__Selection__:
Kagiso Lediga: “Youth made me fearless”Breaking new comic ground: Lediga, with his spiky mini-dreads, gap-toothed smile and rakish beard, is anything but boring
By all accounts I was a boring child,” says Kagiso Lediga. It’s hard to believe. Lediga, with his spiky mini-dreads, gap-toothed smile and rakish beard has a face that looks permanently on the verge of saying something hilarious. It doesn’t matter whether you see him on the stage, the TV, the big screen or in the OR Tambo carriage of the Gautrain, the man is anything but boring.
Born in 1978, Lediga grew up north of Pretoria in the townships of Soshanguve and Ga-Rankuwa, both hotbeds of anti-apartheid activism. By the time he was in high school, however, he and friends were gearing up for a new form of resistance. “I lived in the same building as David Kau, who is one of the funniest men in the country. We used to talk about doing stand-up comedy one day, and ultimately we both went to the University of Cape Town to study drama,” says Lediga. “We were totally ignorant about local comedy. Obviously white comedians like Barry Hilton and Mel Miller were already legendary, but we existed in a parallel universe in which you never read or heard about people like that. For us, comedy was Bill Cosby and Eddie Murphy.”

__Data section__:

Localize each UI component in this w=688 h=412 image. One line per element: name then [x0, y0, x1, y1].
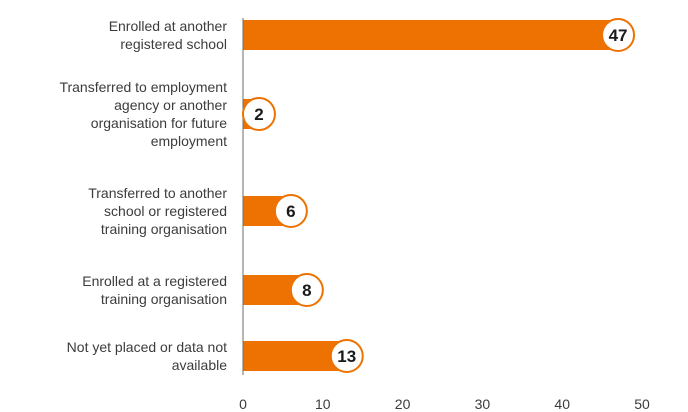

__Requirement 1__:
In the Lediga profile, in which two townships north of Pretoria did Lediga grow up?
__Requirement 2__:
Say whether each statement agrees with the Lediga profile, and quote the words of the profile that decide it. (a) Lediga was born in 1978. (b) Lediga and David Kau went to the University of Cape Town to study law. (c) In their youth, Lediga and his friends often read about Barry Hilton and Mel Miller.

__Expected answer 1__:
Soshanguve and Ga-Rankuwa.

__Expected answer 2__:
(a) Yes: "Born in 1978, Lediga grew up north of Pretoria"
(b) No: "we both went to the University of Cape Town to study drama"
(c) No: "we existed in a parallel universe in which you never read or heard about people like that"